** Start **

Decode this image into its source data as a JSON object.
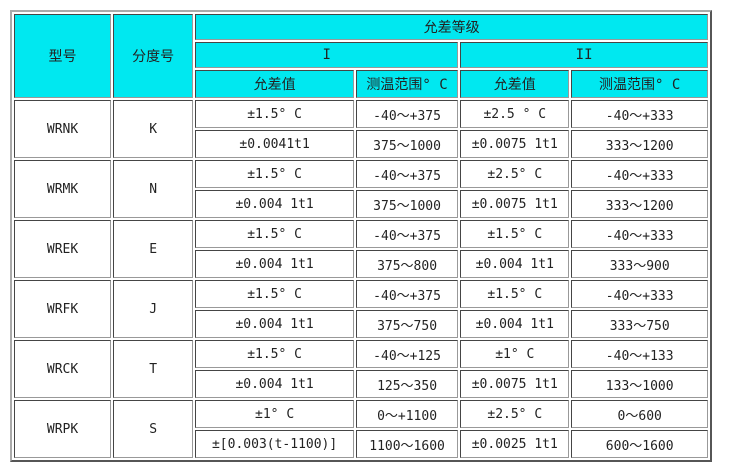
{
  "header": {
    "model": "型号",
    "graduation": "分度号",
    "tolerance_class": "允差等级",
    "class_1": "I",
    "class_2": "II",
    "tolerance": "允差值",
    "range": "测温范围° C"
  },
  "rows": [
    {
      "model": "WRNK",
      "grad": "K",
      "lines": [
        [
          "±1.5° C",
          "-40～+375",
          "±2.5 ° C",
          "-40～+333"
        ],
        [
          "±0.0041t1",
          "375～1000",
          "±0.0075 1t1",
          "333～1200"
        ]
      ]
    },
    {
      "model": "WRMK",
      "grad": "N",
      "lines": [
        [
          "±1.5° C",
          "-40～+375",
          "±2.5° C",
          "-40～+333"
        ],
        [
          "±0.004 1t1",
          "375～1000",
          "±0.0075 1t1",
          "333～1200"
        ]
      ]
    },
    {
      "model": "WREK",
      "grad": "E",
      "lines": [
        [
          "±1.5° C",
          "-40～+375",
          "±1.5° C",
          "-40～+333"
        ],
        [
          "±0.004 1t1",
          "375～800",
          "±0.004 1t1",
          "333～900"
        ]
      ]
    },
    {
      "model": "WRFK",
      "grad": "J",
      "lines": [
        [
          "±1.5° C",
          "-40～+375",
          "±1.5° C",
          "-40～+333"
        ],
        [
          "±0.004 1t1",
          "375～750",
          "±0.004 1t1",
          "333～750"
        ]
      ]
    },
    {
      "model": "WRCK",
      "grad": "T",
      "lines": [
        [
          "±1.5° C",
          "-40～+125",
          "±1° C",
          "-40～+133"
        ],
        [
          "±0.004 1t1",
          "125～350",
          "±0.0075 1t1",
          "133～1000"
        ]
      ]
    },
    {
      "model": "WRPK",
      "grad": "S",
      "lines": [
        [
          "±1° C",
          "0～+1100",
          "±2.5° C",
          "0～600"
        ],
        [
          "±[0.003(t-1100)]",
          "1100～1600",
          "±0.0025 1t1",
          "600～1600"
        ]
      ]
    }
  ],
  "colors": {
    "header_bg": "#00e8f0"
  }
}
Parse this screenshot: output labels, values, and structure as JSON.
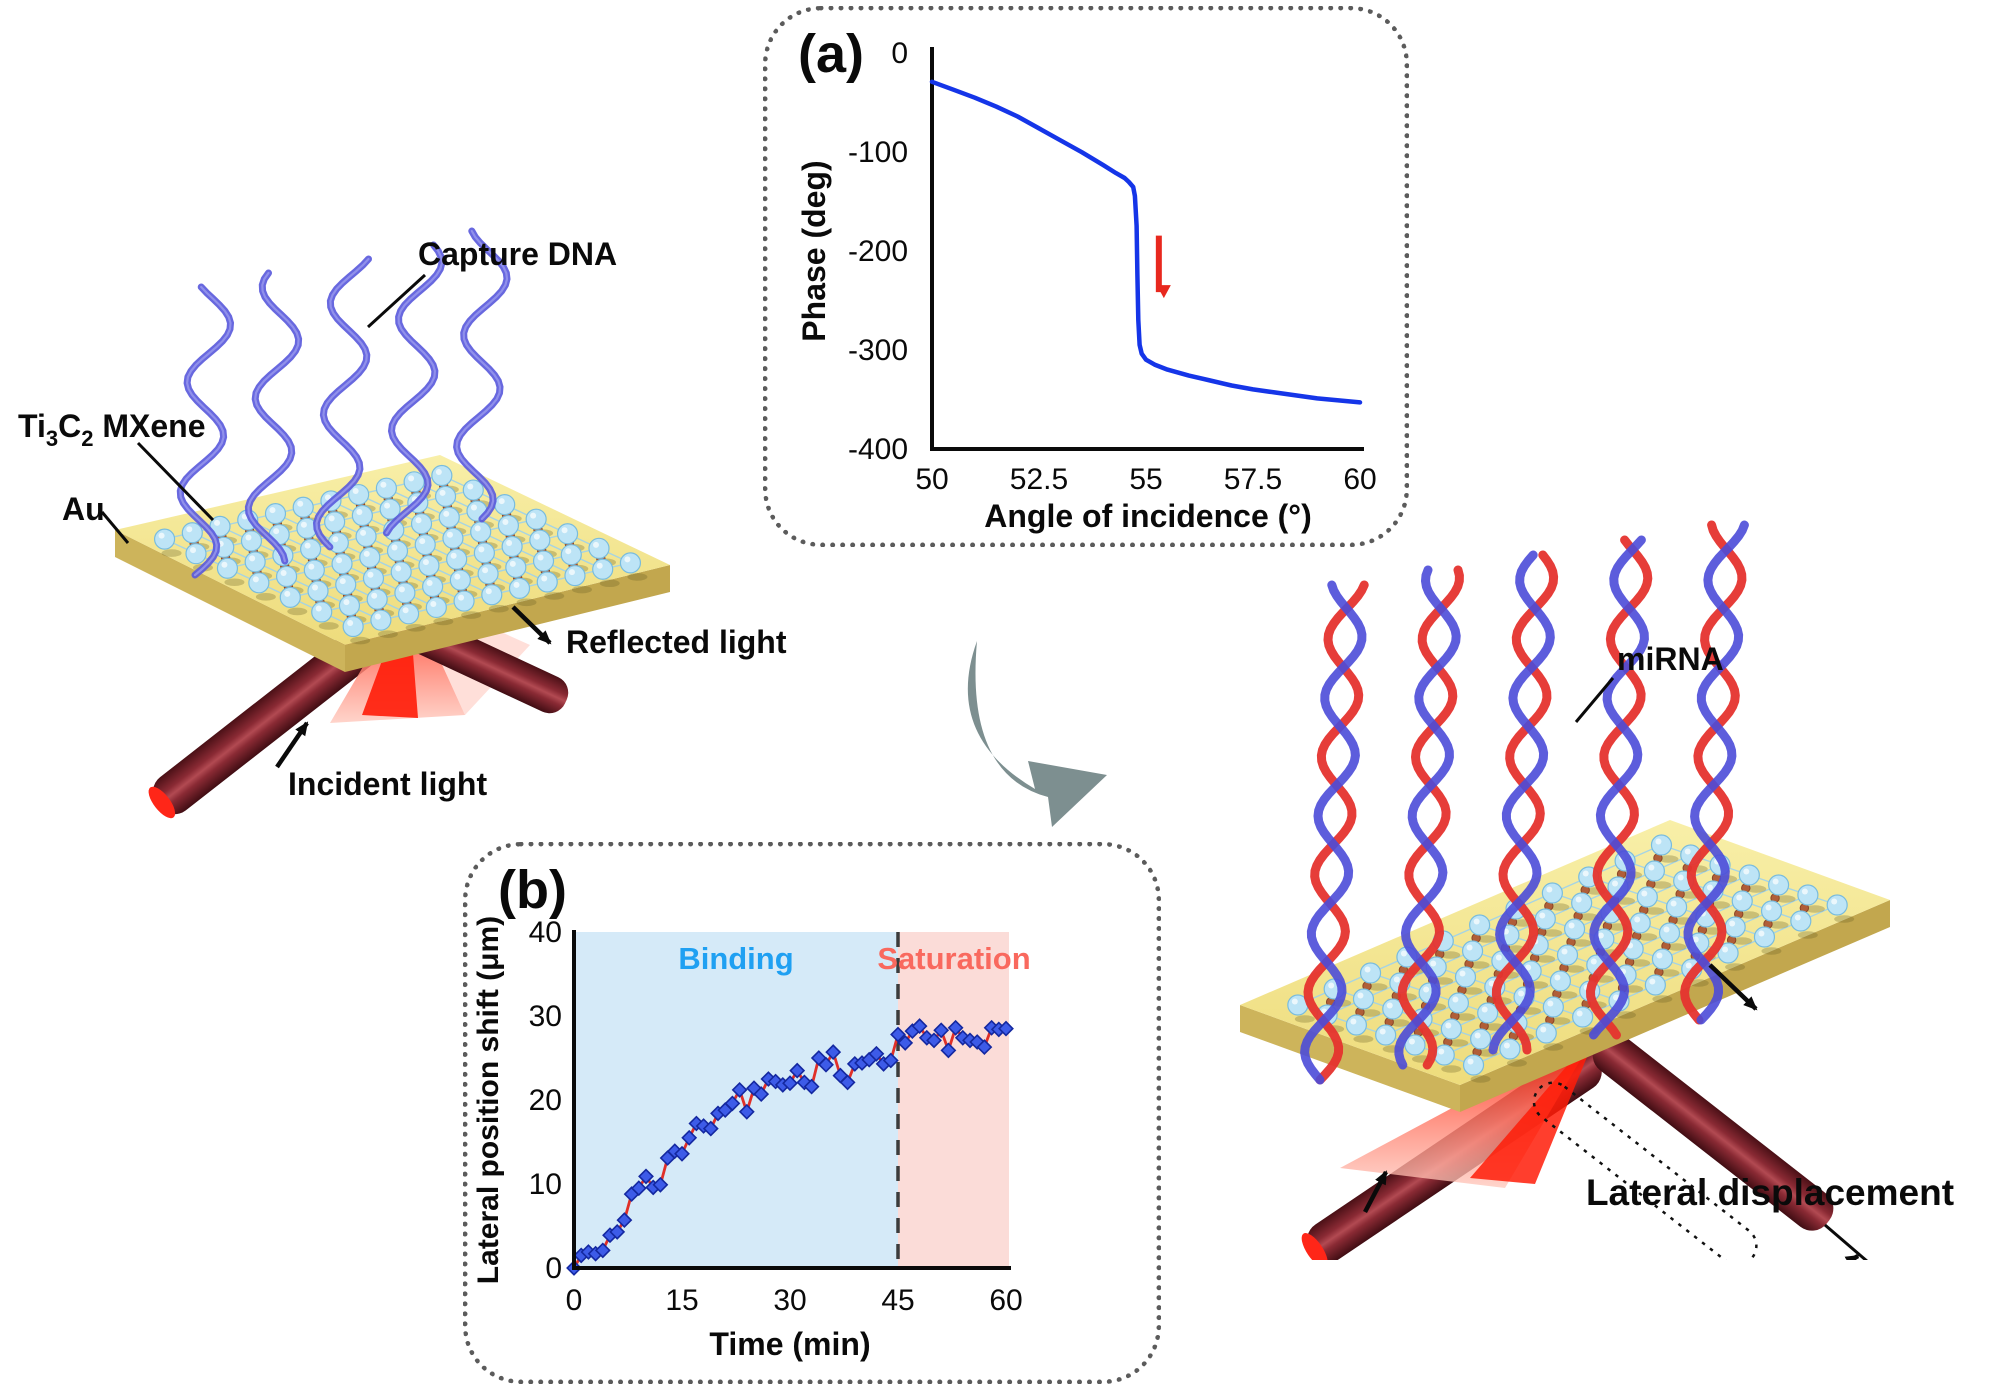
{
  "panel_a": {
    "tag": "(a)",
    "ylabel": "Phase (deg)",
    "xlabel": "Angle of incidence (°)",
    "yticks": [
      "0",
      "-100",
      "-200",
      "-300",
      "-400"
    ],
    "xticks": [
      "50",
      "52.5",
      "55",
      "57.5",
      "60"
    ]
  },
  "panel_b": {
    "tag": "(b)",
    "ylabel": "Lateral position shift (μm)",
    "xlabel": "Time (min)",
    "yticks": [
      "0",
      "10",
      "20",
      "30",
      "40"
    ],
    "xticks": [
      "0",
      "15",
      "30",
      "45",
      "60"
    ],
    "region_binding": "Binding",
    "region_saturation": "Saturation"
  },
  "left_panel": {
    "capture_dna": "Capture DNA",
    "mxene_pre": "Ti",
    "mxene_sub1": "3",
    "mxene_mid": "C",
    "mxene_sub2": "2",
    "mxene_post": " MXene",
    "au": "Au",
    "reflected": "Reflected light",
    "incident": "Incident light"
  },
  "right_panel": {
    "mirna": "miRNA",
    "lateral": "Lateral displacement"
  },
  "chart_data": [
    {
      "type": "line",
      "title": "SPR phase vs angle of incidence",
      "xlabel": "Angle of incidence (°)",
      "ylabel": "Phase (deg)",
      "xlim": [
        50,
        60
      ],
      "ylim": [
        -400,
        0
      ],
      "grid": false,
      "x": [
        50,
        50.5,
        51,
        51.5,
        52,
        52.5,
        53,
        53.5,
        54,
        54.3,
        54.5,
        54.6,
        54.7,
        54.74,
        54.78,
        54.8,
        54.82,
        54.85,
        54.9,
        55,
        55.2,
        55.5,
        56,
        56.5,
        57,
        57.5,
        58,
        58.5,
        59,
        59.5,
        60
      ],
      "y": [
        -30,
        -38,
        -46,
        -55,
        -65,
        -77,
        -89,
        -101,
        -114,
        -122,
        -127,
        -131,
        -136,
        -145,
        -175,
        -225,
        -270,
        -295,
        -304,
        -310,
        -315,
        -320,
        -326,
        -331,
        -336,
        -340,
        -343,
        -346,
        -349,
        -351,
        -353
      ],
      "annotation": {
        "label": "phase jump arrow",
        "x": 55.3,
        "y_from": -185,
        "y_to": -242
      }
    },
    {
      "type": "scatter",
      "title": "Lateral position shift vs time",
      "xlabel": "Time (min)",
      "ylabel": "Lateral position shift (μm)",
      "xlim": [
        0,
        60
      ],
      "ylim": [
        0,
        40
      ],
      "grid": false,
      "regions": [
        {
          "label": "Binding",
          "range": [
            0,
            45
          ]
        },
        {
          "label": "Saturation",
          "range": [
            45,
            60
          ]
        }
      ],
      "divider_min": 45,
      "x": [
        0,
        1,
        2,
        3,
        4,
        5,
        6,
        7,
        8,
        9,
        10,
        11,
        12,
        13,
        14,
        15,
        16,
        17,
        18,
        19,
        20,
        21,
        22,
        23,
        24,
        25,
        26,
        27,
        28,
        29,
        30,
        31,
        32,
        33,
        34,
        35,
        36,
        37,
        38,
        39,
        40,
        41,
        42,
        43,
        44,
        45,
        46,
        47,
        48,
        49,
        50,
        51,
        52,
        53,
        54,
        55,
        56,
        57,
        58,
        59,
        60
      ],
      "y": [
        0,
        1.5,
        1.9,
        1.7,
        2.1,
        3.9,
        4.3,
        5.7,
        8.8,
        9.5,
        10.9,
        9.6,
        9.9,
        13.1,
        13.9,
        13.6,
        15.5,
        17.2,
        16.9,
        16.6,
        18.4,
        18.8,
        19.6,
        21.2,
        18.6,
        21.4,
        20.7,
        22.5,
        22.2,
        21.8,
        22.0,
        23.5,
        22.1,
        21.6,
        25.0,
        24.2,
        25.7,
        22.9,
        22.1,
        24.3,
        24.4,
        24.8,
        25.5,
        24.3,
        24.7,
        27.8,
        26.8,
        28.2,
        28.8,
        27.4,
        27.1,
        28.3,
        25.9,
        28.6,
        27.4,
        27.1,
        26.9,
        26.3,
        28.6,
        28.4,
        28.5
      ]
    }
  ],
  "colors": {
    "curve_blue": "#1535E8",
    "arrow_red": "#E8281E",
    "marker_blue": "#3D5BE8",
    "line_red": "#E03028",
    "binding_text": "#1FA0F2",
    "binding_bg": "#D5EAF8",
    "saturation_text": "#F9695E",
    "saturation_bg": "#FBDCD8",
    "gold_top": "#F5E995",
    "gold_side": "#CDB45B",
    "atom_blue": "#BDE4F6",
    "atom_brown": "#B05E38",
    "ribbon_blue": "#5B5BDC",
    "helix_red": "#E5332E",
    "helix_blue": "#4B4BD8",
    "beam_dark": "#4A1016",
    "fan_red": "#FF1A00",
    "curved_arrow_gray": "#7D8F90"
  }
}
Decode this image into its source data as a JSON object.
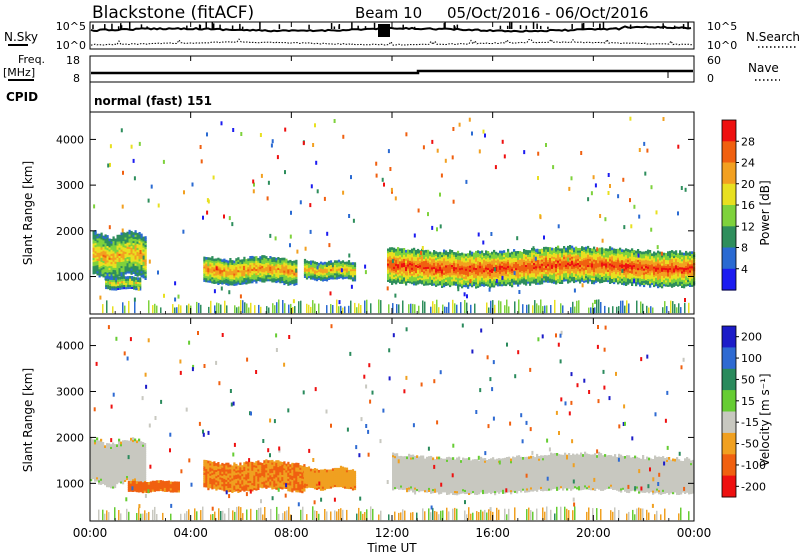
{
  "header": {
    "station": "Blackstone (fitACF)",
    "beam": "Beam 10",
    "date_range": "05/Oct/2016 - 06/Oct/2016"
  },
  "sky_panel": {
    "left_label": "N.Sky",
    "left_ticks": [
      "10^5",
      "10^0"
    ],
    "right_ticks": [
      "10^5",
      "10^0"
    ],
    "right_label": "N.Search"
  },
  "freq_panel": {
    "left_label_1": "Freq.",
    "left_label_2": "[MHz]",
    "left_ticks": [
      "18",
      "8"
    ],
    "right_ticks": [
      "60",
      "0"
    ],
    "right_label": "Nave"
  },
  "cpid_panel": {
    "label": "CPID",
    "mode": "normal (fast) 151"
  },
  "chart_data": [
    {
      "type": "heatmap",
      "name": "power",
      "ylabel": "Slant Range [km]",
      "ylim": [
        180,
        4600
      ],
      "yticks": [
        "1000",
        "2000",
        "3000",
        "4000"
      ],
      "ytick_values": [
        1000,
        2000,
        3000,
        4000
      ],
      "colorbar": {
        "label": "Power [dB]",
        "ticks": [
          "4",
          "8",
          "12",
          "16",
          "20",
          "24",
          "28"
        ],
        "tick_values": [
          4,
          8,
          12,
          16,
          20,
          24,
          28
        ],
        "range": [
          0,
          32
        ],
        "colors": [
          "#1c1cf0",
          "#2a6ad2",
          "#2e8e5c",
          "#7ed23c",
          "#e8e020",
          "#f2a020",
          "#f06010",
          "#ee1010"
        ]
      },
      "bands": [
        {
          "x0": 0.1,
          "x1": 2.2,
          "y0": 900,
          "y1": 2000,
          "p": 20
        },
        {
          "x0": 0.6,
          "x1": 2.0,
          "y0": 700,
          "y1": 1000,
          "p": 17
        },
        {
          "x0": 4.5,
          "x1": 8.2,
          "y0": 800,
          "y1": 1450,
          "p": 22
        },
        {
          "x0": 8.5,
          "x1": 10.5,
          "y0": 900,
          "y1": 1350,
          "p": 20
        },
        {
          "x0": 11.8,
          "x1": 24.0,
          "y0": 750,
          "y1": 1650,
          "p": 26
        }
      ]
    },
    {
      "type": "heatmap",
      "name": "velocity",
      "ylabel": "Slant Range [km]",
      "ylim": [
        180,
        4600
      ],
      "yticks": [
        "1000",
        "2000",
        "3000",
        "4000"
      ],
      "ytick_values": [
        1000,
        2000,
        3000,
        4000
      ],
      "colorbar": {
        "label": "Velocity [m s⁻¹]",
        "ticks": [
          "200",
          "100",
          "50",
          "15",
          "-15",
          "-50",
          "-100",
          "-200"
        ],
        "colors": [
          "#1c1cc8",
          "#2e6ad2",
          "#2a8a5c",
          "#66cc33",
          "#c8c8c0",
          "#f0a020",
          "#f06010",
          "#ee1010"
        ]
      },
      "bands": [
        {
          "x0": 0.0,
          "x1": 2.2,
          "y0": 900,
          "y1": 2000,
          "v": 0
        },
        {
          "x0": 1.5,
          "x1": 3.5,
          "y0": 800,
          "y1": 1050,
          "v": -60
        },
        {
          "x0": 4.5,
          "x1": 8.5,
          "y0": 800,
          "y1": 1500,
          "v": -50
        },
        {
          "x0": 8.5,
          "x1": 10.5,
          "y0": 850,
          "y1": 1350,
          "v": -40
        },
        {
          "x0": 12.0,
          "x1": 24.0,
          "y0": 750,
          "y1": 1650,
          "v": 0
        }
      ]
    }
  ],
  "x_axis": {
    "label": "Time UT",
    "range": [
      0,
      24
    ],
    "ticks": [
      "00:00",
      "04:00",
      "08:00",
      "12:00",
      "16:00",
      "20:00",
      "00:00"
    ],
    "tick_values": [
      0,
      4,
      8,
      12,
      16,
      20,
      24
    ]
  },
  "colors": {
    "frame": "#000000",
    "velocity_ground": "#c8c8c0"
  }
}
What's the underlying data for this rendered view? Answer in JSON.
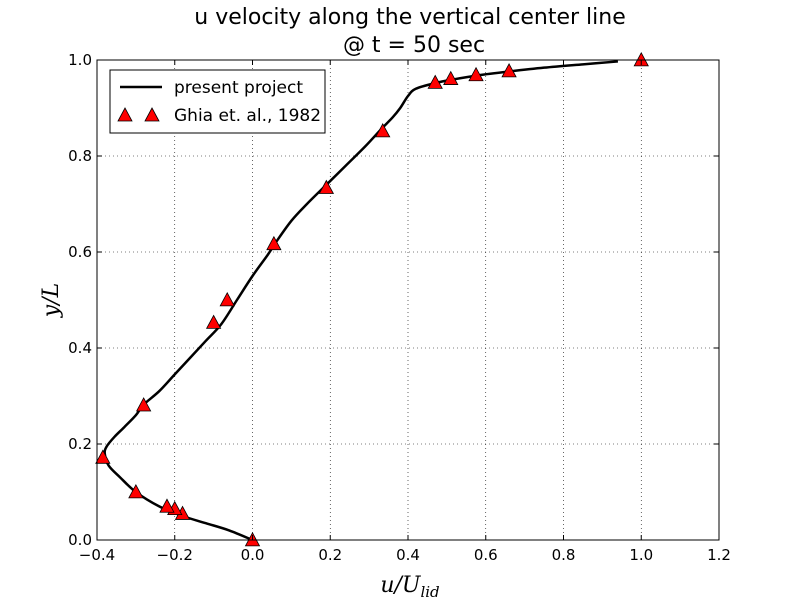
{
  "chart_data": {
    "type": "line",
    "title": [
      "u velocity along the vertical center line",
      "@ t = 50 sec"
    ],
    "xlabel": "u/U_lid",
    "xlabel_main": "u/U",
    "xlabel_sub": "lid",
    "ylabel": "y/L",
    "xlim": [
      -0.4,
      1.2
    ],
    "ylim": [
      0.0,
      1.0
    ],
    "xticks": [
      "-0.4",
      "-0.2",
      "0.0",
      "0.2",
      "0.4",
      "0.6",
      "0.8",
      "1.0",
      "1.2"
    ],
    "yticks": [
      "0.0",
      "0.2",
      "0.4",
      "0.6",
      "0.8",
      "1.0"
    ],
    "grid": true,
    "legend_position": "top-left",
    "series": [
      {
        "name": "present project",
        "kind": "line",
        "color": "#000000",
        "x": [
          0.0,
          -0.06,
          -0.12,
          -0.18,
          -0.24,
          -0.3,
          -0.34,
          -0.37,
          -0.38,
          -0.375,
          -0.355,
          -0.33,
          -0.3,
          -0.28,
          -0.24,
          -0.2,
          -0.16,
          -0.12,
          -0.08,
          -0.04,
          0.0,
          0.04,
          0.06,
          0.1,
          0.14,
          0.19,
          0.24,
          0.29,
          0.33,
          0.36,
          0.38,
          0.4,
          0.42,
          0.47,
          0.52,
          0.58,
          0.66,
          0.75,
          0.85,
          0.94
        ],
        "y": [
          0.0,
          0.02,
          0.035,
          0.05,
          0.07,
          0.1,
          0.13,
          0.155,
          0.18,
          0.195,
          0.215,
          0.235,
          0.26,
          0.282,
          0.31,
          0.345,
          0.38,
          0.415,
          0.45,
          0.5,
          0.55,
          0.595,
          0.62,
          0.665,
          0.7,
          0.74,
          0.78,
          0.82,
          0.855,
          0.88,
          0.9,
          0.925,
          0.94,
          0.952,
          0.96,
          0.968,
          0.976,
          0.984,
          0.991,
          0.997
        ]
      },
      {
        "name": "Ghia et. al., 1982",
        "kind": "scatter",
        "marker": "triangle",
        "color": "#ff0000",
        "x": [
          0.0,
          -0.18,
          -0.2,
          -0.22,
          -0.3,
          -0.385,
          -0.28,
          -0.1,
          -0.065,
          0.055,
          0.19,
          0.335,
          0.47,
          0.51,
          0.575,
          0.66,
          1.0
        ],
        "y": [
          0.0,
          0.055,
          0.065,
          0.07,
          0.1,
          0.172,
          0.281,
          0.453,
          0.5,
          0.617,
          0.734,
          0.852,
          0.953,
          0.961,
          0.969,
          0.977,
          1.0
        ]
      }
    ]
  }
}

** End **

What is expected -> Indicate how many lines of the material include the word "light"; the number alone is required.

Result for this exercise -> 2